• **TASKS AND EXERCISES**
1. In the guideline on irregular narrow complex tachycardia, what dose of amiodarone is used for chemical cardioversion, and over what period is it given?
2. How would you translate this sentence from the tachycardia guideline into Spanish: "For further management of Atrial Fibrillation outside of the emergency setting, see the Atrial Fibrillation CGO."
3. Write out the part of the tachycardia guideline between "Anticoagulation is routinely" and "Atrial Fibrillation CGO.", inclusive.

• **PAGE TEXT**
○ ○ ○

Irregular narrow complex
The three main causes are:
- Atrial Fibrillation
- Atrial flutter with variable block
- Multifocal Atrial Tachycardia
Management of Irregular Narrow Complex Tachycardia
Consider if this is Primary or Secondary tachyarrhythmia
Assess and manage any underlying cause (e.g. sepsis, electrolyte disturbance, caffeine overuse, stimulant drug use, thyrotoxicosis, alcohol excess)
Treatment of reversable causes is often adequate in itself and the majority of patients (~70%) with acute AF will return to sinus rhythm within 48 hours
Secondary AF/Flutter/Atrial tachycardia:
Treat reversible causes and re-assess
If the patient becomes or remains unstable, consider reverting to the unstable tachyarrhythmia pathway or carefully consider the below options
Primary AF/Flutter
- Control rate:
- Unsure of time of onset, chronic AF/Flutter or rhythm-control strategy unsuitable
- Oral Bisoprolol (e.g. 2.5-5mg)
- Oral or IV digoxin (e.g. 500mcg loading dose)
- Unsure of time of onset, chronic AF/Flutter or rhythm-control strategy unsuitable
- Control rhythm
- Acute onset within 48 hrs, rhythm control can be considered
- Chemical cardioversion: amiodarone 300mg IV over 30-60mins
- Electrical cardioversion: synchronised DC shock with procedural sedation or anaesthesia
Consider Anticoagulation if duration from onset of symptoms or ECG evidence of AF >48 hrs
- Carry out AF Stroke risk assessment (CHA2DS2VASc score) and bleeding risk score (e.g. HASBLED or ORBIT)
Anticoagulation is routinely with Apixaban 5mg BD or therapeutic dose Enoxaparin as an alternative
For further management of Atrial Fibrillation outside of the emergency setting, see the Atrial Fibrillation CGO.
Advanced Assessment & Management
As per initial assessment and management.

○ ○ ○

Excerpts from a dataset

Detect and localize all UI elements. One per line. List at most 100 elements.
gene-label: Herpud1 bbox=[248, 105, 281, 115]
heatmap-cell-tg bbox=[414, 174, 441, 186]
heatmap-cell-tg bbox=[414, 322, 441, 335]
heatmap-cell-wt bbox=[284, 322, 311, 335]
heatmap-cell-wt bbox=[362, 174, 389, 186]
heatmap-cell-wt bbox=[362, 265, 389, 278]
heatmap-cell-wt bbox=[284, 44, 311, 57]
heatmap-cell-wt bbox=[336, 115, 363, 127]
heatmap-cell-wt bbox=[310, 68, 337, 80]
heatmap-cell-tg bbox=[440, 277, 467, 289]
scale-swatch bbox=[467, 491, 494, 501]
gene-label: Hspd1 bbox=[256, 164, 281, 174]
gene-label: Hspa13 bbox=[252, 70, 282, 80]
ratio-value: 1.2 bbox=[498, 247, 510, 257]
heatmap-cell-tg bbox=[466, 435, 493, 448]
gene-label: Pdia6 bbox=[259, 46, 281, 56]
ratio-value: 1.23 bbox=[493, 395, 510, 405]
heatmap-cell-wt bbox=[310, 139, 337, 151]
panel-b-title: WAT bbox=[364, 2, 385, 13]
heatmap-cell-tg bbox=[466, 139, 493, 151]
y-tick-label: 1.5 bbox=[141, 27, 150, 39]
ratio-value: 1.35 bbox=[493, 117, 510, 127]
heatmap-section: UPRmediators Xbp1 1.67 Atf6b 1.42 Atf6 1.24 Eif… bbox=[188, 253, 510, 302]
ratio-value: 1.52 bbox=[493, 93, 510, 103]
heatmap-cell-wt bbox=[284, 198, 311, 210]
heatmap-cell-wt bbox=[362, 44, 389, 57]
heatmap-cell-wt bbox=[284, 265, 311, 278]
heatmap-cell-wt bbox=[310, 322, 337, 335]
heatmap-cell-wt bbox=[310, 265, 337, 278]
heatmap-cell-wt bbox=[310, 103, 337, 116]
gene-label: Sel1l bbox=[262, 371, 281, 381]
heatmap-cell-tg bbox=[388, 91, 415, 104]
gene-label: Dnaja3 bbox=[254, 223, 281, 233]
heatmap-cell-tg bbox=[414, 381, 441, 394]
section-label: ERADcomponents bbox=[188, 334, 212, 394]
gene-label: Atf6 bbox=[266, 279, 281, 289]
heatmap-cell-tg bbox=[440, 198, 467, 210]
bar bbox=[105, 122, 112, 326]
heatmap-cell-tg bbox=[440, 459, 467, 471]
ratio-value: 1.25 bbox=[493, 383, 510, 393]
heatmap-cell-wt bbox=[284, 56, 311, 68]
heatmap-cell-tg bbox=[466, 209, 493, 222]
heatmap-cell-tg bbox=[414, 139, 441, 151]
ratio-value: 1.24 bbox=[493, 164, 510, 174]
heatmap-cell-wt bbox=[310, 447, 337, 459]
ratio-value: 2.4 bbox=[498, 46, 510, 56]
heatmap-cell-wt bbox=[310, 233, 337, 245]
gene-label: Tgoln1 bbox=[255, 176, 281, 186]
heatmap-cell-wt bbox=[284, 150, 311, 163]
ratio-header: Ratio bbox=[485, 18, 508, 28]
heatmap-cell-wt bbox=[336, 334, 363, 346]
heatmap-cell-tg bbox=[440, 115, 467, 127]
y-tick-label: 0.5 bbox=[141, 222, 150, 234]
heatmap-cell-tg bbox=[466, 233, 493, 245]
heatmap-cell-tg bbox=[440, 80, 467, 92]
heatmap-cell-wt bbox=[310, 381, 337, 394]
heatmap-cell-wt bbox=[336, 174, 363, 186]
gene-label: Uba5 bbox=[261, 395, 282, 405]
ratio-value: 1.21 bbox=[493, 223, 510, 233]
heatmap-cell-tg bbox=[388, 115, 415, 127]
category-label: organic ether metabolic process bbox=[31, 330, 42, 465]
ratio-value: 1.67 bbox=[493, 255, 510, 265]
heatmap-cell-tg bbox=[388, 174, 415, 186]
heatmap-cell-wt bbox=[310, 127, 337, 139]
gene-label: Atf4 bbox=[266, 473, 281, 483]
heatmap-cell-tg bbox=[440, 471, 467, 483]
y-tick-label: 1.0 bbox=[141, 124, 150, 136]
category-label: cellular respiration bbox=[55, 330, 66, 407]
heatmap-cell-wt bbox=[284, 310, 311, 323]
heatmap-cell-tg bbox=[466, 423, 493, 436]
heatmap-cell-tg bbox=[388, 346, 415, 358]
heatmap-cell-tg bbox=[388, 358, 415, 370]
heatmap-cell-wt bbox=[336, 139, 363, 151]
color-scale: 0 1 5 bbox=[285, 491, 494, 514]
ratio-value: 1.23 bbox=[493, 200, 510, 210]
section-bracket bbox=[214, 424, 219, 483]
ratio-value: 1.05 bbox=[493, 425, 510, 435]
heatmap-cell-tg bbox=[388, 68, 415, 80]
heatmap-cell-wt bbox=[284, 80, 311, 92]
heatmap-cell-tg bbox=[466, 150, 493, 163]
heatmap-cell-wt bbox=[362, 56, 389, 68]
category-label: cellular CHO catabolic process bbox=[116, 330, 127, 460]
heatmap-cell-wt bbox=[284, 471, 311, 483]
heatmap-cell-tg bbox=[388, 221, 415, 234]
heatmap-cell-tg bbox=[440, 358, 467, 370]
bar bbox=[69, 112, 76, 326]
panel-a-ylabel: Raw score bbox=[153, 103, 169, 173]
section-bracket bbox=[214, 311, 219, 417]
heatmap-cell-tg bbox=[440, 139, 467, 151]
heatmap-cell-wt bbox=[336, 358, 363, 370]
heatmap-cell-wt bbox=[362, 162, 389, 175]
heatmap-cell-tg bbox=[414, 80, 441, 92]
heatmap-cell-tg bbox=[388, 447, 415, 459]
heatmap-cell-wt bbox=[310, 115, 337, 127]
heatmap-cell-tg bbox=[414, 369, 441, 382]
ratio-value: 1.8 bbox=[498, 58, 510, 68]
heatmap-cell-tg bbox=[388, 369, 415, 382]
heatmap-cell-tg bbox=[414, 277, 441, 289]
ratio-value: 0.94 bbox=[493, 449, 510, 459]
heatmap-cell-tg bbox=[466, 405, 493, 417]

○ ○ ○

• **ANSWERS BY ITEM**
1. 300mg IV over 30-60 minutes.

2. Para el manejo adicional de la fibrilación auricular fuera del ámbito de urgencias, consulte la CGO de fibrilación auricular.

3.
Anticoagulation is routinely with Apixaban 5mg BD or therapeutic dose Enoxaparin as an alternative
For further management of Atrial Fibrillation outside of the emergency setting, see the Atrial Fibrillation CGO.